Exercise goal:
Filter out everything except lines holding "ylabel".

Data provided:
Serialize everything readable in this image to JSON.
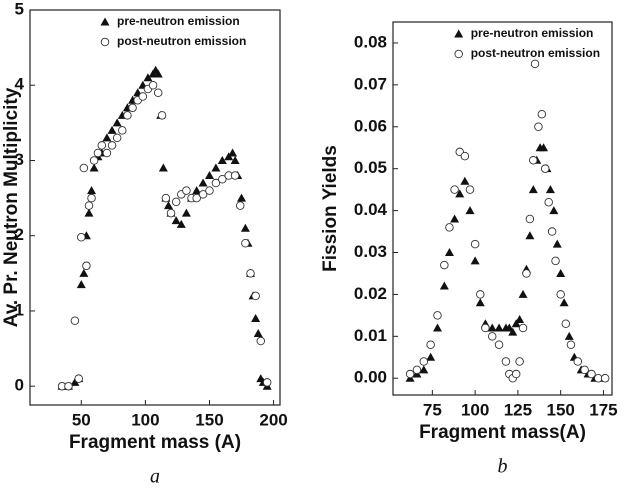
{
  "chart_data": [
    {
      "type": "scatter",
      "label": "a",
      "xlabel": "Fragment mass (A)",
      "ylabel": "Av. Pr. Neutron Multiplicity",
      "xlim": [
        10,
        205
      ],
      "ylim": [
        -0.25,
        5
      ],
      "xticks": [
        50,
        100,
        150,
        200
      ],
      "yticks": [
        0,
        1,
        2,
        3,
        4,
        5
      ],
      "legend": "top",
      "series": [
        {
          "name": "pre-neutron emission",
          "marker": "triangle",
          "color": "#111111",
          "x": [
            35,
            40,
            45,
            48,
            50,
            52,
            54,
            56,
            58,
            60,
            63,
            66,
            70,
            74,
            78,
            82,
            86,
            90,
            94,
            98,
            102,
            106,
            108,
            110,
            112,
            114,
            116,
            118,
            120,
            124,
            128,
            132,
            136,
            140,
            145,
            150,
            155,
            160,
            165,
            168,
            170,
            172,
            175,
            178,
            180,
            182,
            184,
            186,
            188,
            190,
            192,
            195
          ],
          "values": [
            0,
            0,
            0.05,
            0.1,
            1.35,
            1.5,
            2.0,
            2.3,
            2.6,
            2.9,
            3.05,
            3.1,
            3.3,
            3.4,
            3.5,
            3.6,
            3.7,
            3.8,
            3.9,
            4.0,
            4.1,
            4.15,
            4.2,
            4.15,
            3.6,
            2.9,
            2.5,
            2.4,
            2.3,
            2.2,
            2.15,
            2.3,
            2.5,
            2.6,
            2.7,
            2.8,
            2.9,
            3.0,
            3.05,
            3.1,
            3.0,
            2.8,
            2.5,
            2.1,
            1.9,
            1.5,
            1.2,
            0.9,
            0.7,
            0.1,
            0.05,
            0
          ]
        },
        {
          "name": "post-neutron emission",
          "marker": "circle-open",
          "color": "#333333",
          "x": [
            35,
            40,
            45,
            48,
            50,
            52,
            54,
            56,
            58,
            60,
            63,
            66,
            70,
            74,
            78,
            82,
            86,
            90,
            94,
            98,
            102,
            106,
            110,
            113,
            116,
            120,
            124,
            128,
            132,
            136,
            140,
            145,
            150,
            155,
            160,
            165,
            170,
            174,
            178,
            182,
            186,
            190,
            195
          ],
          "values": [
            0,
            0,
            0.87,
            0.1,
            1.98,
            2.9,
            1.6,
            2.4,
            2.5,
            3.0,
            3.1,
            3.2,
            3.1,
            3.2,
            3.3,
            3.4,
            3.6,
            3.7,
            3.8,
            3.85,
            3.95,
            4.0,
            3.9,
            3.6,
            2.5,
            2.3,
            2.45,
            2.55,
            2.6,
            2.5,
            2.5,
            2.55,
            2.6,
            2.7,
            2.75,
            2.8,
            2.8,
            2.4,
            1.9,
            1.5,
            1.2,
            0.6,
            0.05
          ]
        }
      ]
    },
    {
      "type": "scatter",
      "label": "b",
      "xlabel": "Fragment mass(A)",
      "ylabel": "Fission Yields",
      "xlim": [
        52,
        180
      ],
      "ylim": [
        -0.004,
        0.085
      ],
      "xticks": [
        75,
        100,
        125,
        150,
        175
      ],
      "yticks": [
        {
          "value": 0,
          "label": "0.00"
        },
        {
          "value": 0.01,
          "label": "0.01"
        },
        {
          "value": 0.02,
          "label": "0.02"
        },
        {
          "value": 0.03,
          "label": "0.03"
        },
        {
          "value": 0.04,
          "label": "0.04"
        },
        {
          "value": 0.05,
          "label": "0.05"
        },
        {
          "value": 0.06,
          "label": "0.06"
        },
        {
          "value": 0.07,
          "label": "0.07"
        },
        {
          "value": 0.08,
          "label": "0.08"
        }
      ],
      "legend": "top",
      "series": [
        {
          "name": "pre-neutron emission",
          "marker": "triangle",
          "color": "#111111",
          "x": [
            62,
            66,
            70,
            74,
            78,
            82,
            85,
            88,
            91,
            94,
            97,
            100,
            103,
            106,
            110,
            114,
            118,
            120,
            122,
            124,
            126,
            128,
            130,
            132,
            134,
            136,
            138,
            140,
            142,
            144,
            146,
            148,
            150,
            152,
            155,
            158,
            162,
            166,
            170,
            175
          ],
          "values": [
            0,
            0.001,
            0.002,
            0.005,
            0.012,
            0.022,
            0.03,
            0.038,
            0.044,
            0.047,
            0.04,
            0.028,
            0.018,
            0.013,
            0.012,
            0.012,
            0.012,
            0.012,
            0.011,
            0.013,
            0.014,
            0.02,
            0.026,
            0.034,
            0.045,
            0.052,
            0.055,
            0.055,
            0.05,
            0.045,
            0.04,
            0.032,
            0.025,
            0.018,
            0.01,
            0.005,
            0.002,
            0.001,
            0,
            0
          ]
        },
        {
          "name": "post-neutron emission",
          "marker": "circle-open",
          "color": "#333333",
          "x": [
            62,
            66,
            70,
            74,
            78,
            82,
            85,
            88,
            91,
            94,
            97,
            100,
            103,
            106,
            110,
            114,
            118,
            120,
            122,
            124,
            126,
            128,
            130,
            132,
            134,
            135,
            137,
            139,
            141,
            143,
            145,
            147,
            150,
            153,
            156,
            160,
            164,
            168,
            172,
            176
          ],
          "values": [
            0.001,
            0.002,
            0.004,
            0.008,
            0.015,
            0.027,
            0.036,
            0.045,
            0.054,
            0.053,
            0.045,
            0.032,
            0.02,
            0.012,
            0.01,
            0.008,
            0.004,
            0.001,
            0,
            0.001,
            0.004,
            0.012,
            0.025,
            0.038,
            0.052,
            0.075,
            0.06,
            0.063,
            0.05,
            0.042,
            0.035,
            0.028,
            0.02,
            0.013,
            0.008,
            0.004,
            0.002,
            0.001,
            0,
            0
          ]
        }
      ]
    }
  ]
}
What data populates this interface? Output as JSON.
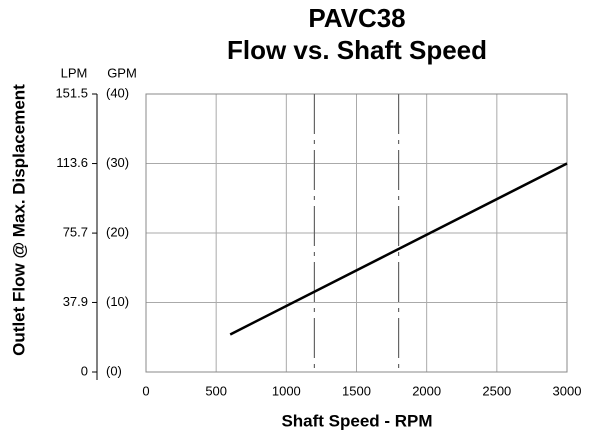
{
  "chart_data": {
    "type": "line",
    "title": "PAVC38",
    "subtitle": "Flow vs. Shaft Speed",
    "x_label": "Shaft Speed - RPM",
    "y_label": "Outlet Flow @ Max. Displacement",
    "y_unit": "GPM",
    "y2_unit": "LPM",
    "xlim": [
      0,
      3000
    ],
    "xticks": [
      0,
      500,
      1000,
      1500,
      2000,
      2500,
      3000
    ],
    "ylim": [
      0,
      40
    ],
    "yticks": [
      {
        "value": 0,
        "label": "(0)"
      },
      {
        "value": 10,
        "label": "(10)"
      },
      {
        "value": 20,
        "label": "(20)"
      },
      {
        "value": 30,
        "label": "(30)"
      },
      {
        "value": 40,
        "label": "(40)"
      }
    ],
    "y2lim": [
      0,
      151.5
    ],
    "y2ticks": [
      0,
      37.9,
      75.7,
      113.6,
      151.5
    ],
    "grid": true,
    "vlines": [
      1200,
      1800
    ],
    "series": [
      {
        "name": "Flow",
        "color": "#000000",
        "x": [
          600,
          3000
        ],
        "values": [
          5.4,
          30
        ]
      }
    ]
  }
}
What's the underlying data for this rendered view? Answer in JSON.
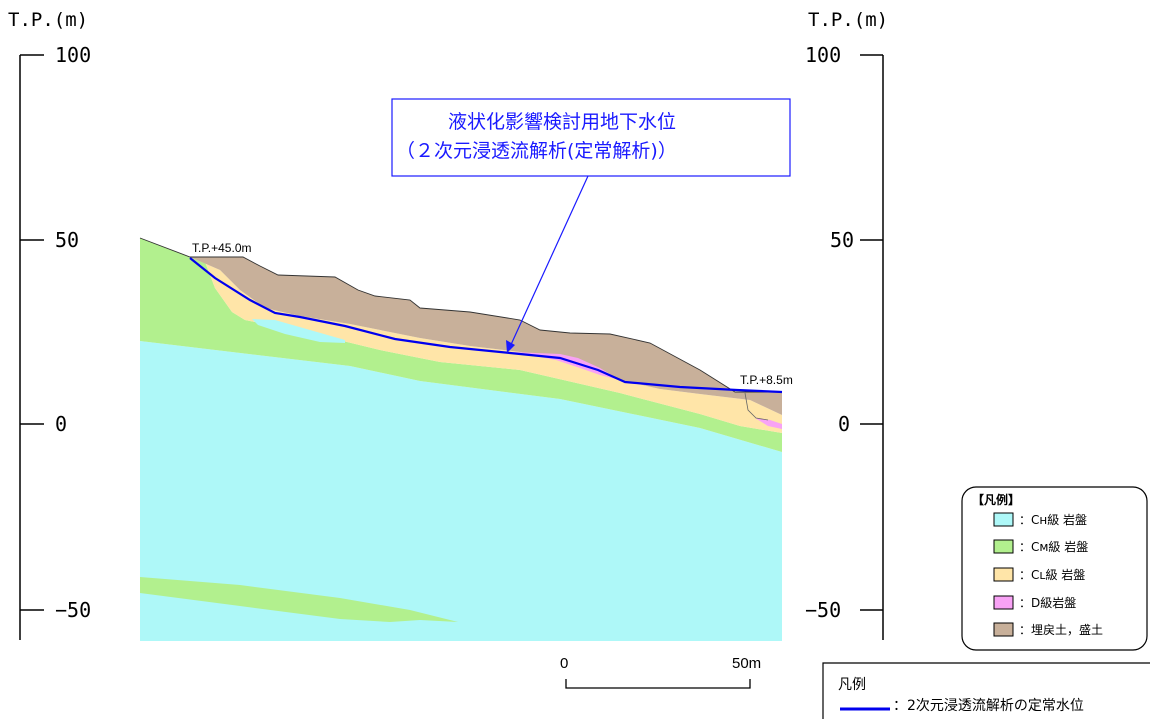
{
  "axis": {
    "left_title": "T.P.(m)",
    "right_title": "T.P.(m)",
    "ticks": [
      {
        "value": 100,
        "label": "100"
      },
      {
        "value": 50,
        "label": "50"
      },
      {
        "value": 0,
        "label": "0"
      },
      {
        "value": -50,
        "label": "−50"
      }
    ]
  },
  "callout": {
    "line1": "液状化影響検討用地下水位",
    "line2": "（２次元浸透流解析(定常解析)）"
  },
  "elevation_labels": {
    "upstream": "T.P.+45.0m",
    "downstream": "T.P.+8.5m"
  },
  "legend": {
    "title": "【凡例】",
    "items": [
      {
        "label": "：Cн級 岩盤",
        "color": "#aef8f8"
      },
      {
        "label": "：Cм級 岩盤",
        "color": "#b2f08e"
      },
      {
        "label": "：Cʟ級 岩盤",
        "color": "#ffe5a8"
      },
      {
        "label": "：D級岩盤",
        "color": "#f8a2f5"
      },
      {
        "label": "：埋戻土，盛土",
        "color": "#c8b09a"
      }
    ]
  },
  "legend2": {
    "title": "凡例",
    "item": "：2次元浸透流解析の定常水位",
    "line_color": "#0000ee"
  },
  "scale": {
    "start_label": "0",
    "end_label": "50m"
  },
  "colors": {
    "ch": "#aef8f8",
    "cm": "#b2f08e",
    "cl": "#ffe5a8",
    "d": "#f8a2f5",
    "fill": "#c8b09a",
    "water": "#0000ee",
    "callout": "#1a1aff"
  }
}
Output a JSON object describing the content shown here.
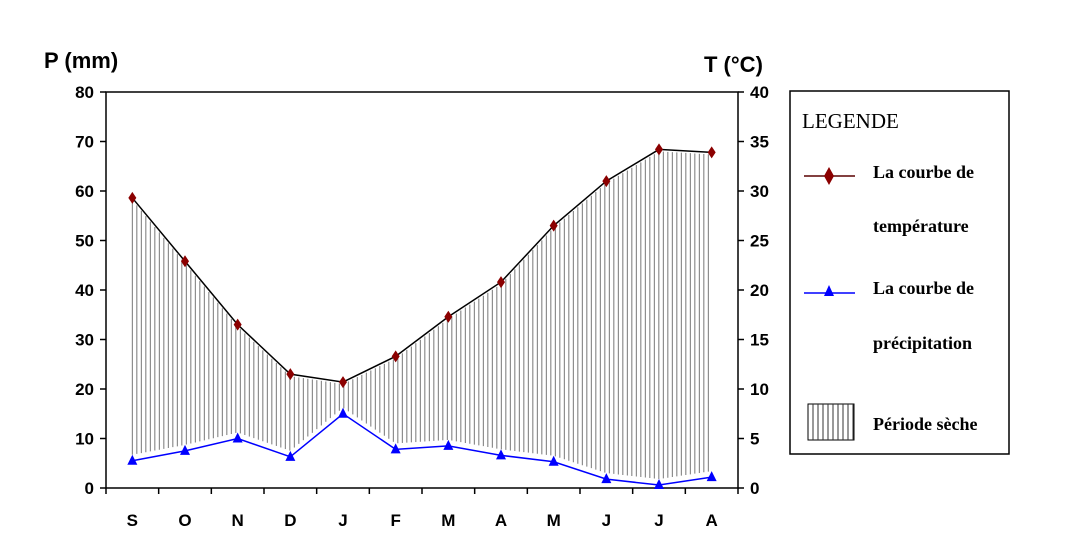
{
  "chart_data": {
    "type": "line",
    "categories": [
      "S",
      "O",
      "N",
      "D",
      "J",
      "F",
      "M",
      "A",
      "M",
      "J",
      "J",
      "A"
    ],
    "y_left_label": "P (mm)",
    "y_right_label": "T (°C)",
    "y_left_range": [
      0,
      80
    ],
    "y_right_range": [
      0,
      40
    ],
    "y_left_ticks": [
      "0",
      "10",
      "20",
      "30",
      "40",
      "50",
      "60",
      "70",
      "80"
    ],
    "y_right_ticks": [
      "0",
      "5",
      "10",
      "15",
      "20",
      "25",
      "30",
      "35",
      "40"
    ],
    "grid": false,
    "series": [
      {
        "name": "La courbe de température",
        "axis": "right",
        "color": "#8b0000",
        "marker": "diamond",
        "values": [
          29.3,
          22.9,
          16.5,
          11.5,
          10.7,
          13.3,
          17.3,
          20.8,
          26.5,
          31.0,
          34.2,
          33.9
        ]
      },
      {
        "name": "La courbe de précipitation",
        "axis": "left",
        "color": "#0000ff",
        "marker": "triangle",
        "values": [
          5.5,
          7.5,
          10.0,
          6.3,
          15.0,
          7.8,
          8.5,
          6.6,
          5.3,
          1.8,
          0.6,
          2.2
        ]
      }
    ],
    "shaded_region": "Période sèche",
    "legend": {
      "position": "right",
      "title": "LEGENDE",
      "entries": [
        {
          "line1": "La courbe de",
          "line2": "température"
        },
        {
          "line1": "La courbe de",
          "line2": "précipitation"
        },
        {
          "line1": "Période sèche"
        }
      ]
    }
  }
}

Response:
      "ylabel": "Av. Pr. Neutron Multiplicity",
      "ylabel": "Fission Yields",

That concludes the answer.